** begin Data shown **

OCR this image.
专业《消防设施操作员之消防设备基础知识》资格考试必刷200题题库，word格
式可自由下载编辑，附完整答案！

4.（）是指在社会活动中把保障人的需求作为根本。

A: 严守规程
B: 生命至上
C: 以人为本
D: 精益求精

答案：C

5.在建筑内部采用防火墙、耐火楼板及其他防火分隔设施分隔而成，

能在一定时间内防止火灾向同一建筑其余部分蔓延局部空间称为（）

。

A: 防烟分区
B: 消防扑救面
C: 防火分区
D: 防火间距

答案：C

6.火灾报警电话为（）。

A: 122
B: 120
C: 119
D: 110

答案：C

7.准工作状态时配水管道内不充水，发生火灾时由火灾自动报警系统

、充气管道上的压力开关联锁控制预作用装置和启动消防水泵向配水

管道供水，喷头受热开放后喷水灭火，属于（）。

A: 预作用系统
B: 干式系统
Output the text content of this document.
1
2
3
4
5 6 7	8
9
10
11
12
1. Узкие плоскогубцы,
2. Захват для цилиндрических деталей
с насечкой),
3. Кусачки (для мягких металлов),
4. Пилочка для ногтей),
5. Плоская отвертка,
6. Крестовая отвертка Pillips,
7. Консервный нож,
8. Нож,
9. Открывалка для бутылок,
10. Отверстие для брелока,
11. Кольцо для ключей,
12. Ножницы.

** end Data shown **

_Challenge_
Go through the data above and find the lines with the word "отвертка". Copy each of those lines.

_The reply_
5. Плоская отвертка,
6. Крестовая отвертка Pillips,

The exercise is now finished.